#### [To do]
Repeat the whole listing below, word for word.

======

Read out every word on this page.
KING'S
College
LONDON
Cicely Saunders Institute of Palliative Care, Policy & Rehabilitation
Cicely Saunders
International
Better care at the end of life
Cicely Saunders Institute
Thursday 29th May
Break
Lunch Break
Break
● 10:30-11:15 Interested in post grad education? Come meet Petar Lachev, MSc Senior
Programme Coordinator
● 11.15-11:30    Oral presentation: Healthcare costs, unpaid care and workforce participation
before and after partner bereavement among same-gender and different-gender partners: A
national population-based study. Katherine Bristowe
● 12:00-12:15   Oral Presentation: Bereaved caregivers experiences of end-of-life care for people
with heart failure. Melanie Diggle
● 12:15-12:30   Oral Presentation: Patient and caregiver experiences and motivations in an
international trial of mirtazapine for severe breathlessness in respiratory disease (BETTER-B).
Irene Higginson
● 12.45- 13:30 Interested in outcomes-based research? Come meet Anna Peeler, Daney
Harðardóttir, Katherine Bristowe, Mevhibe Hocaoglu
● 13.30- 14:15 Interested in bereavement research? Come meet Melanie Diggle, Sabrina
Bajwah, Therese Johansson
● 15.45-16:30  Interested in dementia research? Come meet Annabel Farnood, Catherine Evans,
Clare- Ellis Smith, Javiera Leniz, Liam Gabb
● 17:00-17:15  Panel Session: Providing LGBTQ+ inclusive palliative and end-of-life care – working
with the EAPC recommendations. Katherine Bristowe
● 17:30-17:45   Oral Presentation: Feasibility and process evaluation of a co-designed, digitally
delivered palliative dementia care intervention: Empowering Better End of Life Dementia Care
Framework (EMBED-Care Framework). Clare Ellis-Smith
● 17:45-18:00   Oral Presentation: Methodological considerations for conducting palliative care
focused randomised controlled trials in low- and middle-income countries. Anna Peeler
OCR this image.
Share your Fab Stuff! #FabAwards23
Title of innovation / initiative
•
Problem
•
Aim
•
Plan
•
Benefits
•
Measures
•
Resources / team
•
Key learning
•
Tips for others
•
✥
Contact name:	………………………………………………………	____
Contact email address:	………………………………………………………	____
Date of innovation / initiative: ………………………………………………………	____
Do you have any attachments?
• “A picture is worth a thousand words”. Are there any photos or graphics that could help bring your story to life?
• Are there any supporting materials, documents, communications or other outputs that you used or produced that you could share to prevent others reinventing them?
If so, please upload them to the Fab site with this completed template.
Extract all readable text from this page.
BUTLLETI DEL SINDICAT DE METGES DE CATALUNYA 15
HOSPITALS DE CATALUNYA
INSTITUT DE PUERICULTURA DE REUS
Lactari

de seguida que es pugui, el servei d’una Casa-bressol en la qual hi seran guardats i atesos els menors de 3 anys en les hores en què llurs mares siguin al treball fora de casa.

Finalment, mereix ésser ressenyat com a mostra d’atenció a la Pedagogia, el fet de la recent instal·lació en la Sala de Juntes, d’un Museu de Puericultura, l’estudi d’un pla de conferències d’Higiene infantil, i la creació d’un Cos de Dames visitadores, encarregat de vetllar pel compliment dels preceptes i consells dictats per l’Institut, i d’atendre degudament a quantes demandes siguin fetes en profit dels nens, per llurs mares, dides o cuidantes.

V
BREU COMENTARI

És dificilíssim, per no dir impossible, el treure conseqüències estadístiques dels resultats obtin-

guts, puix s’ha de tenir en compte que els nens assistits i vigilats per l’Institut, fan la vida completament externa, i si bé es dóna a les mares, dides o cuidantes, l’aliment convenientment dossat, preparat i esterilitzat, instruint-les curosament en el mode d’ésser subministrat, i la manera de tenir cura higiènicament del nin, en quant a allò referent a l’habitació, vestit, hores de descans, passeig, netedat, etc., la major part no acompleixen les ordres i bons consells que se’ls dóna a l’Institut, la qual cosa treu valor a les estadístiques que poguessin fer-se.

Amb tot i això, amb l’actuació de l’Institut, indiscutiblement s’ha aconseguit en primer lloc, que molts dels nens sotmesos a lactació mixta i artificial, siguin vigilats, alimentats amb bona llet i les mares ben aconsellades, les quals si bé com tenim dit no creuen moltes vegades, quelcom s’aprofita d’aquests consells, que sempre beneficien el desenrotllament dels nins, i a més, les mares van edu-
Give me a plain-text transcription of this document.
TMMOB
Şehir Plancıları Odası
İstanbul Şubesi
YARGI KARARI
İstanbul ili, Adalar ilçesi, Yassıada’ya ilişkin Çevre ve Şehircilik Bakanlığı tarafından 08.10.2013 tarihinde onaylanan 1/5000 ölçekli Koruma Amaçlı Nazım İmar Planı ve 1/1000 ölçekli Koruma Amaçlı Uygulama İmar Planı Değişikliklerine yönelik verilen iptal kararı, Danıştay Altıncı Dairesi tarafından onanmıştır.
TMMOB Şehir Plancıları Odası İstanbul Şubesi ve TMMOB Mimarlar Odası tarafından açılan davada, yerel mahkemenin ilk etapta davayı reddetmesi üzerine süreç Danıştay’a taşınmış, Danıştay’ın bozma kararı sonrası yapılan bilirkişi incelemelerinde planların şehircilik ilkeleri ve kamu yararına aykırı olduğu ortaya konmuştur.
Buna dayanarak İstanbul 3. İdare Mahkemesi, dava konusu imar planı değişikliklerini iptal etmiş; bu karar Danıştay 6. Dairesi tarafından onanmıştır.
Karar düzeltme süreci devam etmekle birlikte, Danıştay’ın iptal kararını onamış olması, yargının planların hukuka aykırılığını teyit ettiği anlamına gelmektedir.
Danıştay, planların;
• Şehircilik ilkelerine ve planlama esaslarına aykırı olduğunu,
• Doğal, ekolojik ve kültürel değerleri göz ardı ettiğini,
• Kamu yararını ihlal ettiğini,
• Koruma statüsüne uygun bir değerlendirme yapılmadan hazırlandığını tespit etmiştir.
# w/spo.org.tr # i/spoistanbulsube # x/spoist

======

#### [Task solution]
Read out every word on this page.
KING'S
College
LONDON
Cicely Saunders Institute of Palliative Care, Policy & Rehabilitation
Cicely Saunders
International
Better care at the end of life
Cicely Saunders Institute
Thursday 29th May
Break
Lunch Break
Break
● 10:30-11:15 Interested in post grad education? Come meet Petar Lachev, MSc Senior
Programme Coordinator
● 11.15-11:30    Oral presentation: Healthcare costs, unpaid care and workforce participation
before and after partner bereavement among same-gender and different-gender partners: A
national population-based study. Katherine Bristowe
● 12:00-12:15   Oral Presentation: Bereaved caregivers experiences of end-of-life care for people
with heart failure. Melanie Diggle
● 12:15-12:30   Oral Presentation: Patient and caregiver experiences and motivations in an
international trial of mirtazapine for severe breathlessness in respiratory disease (BETTER-B).
Irene Higginson
● 12.45- 13:30 Interested in outcomes-based research? Come meet Anna Peeler, Daney
Harðardóttir, Katherine Bristowe, Mevhibe Hocaoglu
● 13.30- 14:15 Interested in bereavement research? Come meet Melanie Diggle, Sabrina
Bajwah, Therese Johansson
● 15.45-16:30  Interested in dementia research? Come meet Annabel Farnood, Catherine Evans,
Clare- Ellis Smith, Javiera Leniz, Liam Gabb
● 17:00-17:15  Panel Session: Providing LGBTQ+ inclusive palliative and end-of-life care – working
with the EAPC recommendations. Katherine Bristowe
● 17:30-17:45   Oral Presentation: Feasibility and process evaluation of a co-designed, digitally
delivered palliative dementia care intervention: Empowering Better End of Life Dementia Care
Framework (EMBED-Care Framework). Clare Ellis-Smith
● 17:45-18:00   Oral Presentation: Methodological considerations for conducting palliative care
focused randomised controlled trials in low- and middle-income countries. Anna Peeler
OCR this image.
Share your Fab Stuff! #FabAwards23
Title of innovation / initiative
•
Problem
•
Aim
•
Plan
•
Benefits
•
Measures
•
Resources / team
•
Key learning
•
Tips for others
•
✥
Contact name:	………………………………………………………	____
Contact email address:	………………………………………………………	____
Date of innovation / initiative: ………………………………………………………	____
Do you have any attachments?
• “A picture is worth a thousand words”. Are there any photos or graphics that could help bring your story to life?
• Are there any supporting materials, documents, communications or other outputs that you used or produced that you could share to prevent others reinventing them?
If so, please upload them to the Fab site with this completed template.
Extract all readable text from this page.
BUTLLETI DEL SINDICAT DE METGES DE CATALUNYA 15
HOSPITALS DE CATALUNYA
INSTITUT DE PUERICULTURA DE REUS
Lactari

de seguida que es pugui, el servei d’una Casa-bressol en la qual hi seran guardats i atesos els menors de 3 anys en les hores en què llurs mares siguin al treball fora de casa.

Finalment, mereix ésser ressenyat com a mostra d’atenció a la Pedagogia, el fet de la recent instal·lació en la Sala de Juntes, d’un Museu de Puericultura, l’estudi d’un pla de conferències d’Higiene infantil, i la creació d’un Cos de Dames visitadores, encarregat de vetllar pel compliment dels preceptes i consells dictats per l’Institut, i d’atendre degudament a quantes demandes siguin fetes en profit dels nens, per llurs mares, dides o cuidantes.

V
BREU COMENTARI

És dificilíssim, per no dir impossible, el treure conseqüències estadístiques dels resultats obtin-

guts, puix s’ha de tenir en compte que els nens assistits i vigilats per l’Institut, fan la vida completament externa, i si bé es dóna a les mares, dides o cuidantes, l’aliment convenientment dossat, preparat i esterilitzat, instruint-les curosament en el mode d’ésser subministrat, i la manera de tenir cura higiènicament del nin, en quant a allò referent a l’habitació, vestit, hores de descans, passeig, netedat, etc., la major part no acompleixen les ordres i bons consells que se’ls dóna a l’Institut, la qual cosa treu valor a les estadístiques que poguessin fer-se.

Amb tot i això, amb l’actuació de l’Institut, indiscutiblement s’ha aconseguit en primer lloc, que molts dels nens sotmesos a lactació mixta i artificial, siguin vigilats, alimentats amb bona llet i les mares ben aconsellades, les quals si bé com tenim dit no creuen moltes vegades, quelcom s’aprofita d’aquests consells, que sempre beneficien el desenrotllament dels nins, i a més, les mares van edu-
Give me a plain-text transcription of this document.
TMMOB
Şehir Plancıları Odası
İstanbul Şubesi
YARGI KARARI
İstanbul ili, Adalar ilçesi, Yassıada’ya ilişkin Çevre ve Şehircilik Bakanlığı tarafından 08.10.2013 tarihinde onaylanan 1/5000 ölçekli Koruma Amaçlı Nazım İmar Planı ve 1/1000 ölçekli Koruma Amaçlı Uygulama İmar Planı Değişikliklerine yönelik verilen iptal kararı, Danıştay Altıncı Dairesi tarafından onanmıştır.
TMMOB Şehir Plancıları Odası İstanbul Şubesi ve TMMOB Mimarlar Odası tarafından açılan davada, yerel mahkemenin ilk etapta davayı reddetmesi üzerine süreç Danıştay’a taşınmış, Danıştay’ın bozma kararı sonrası yapılan bilirkişi incelemelerinde planların şehircilik ilkeleri ve kamu yararına aykırı olduğu ortaya konmuştur.
Buna dayanarak İstanbul 3. İdare Mahkemesi, dava konusu imar planı değişikliklerini iptal etmiş; bu karar Danıştay 6. Dairesi tarafından onanmıştır.
Karar düzeltme süreci devam etmekle birlikte, Danıştay’ın iptal kararını onamış olması, yargının planların hukuka aykırılığını teyit ettiği anlamına gelmektedir.
Danıştay, planların;
• Şehircilik ilkelerine ve planlama esaslarına aykırı olduğunu,
• Doğal, ekolojik ve kültürel değerleri göz ardı ettiğini,
• Kamu yararını ihlal ettiğini,
• Koruma statüsüne uygun bir değerlendirme yapılmadan hazırlandığını tespit etmiştir.
# w/spo.org.tr # i/spoistanbulsube # x/spoist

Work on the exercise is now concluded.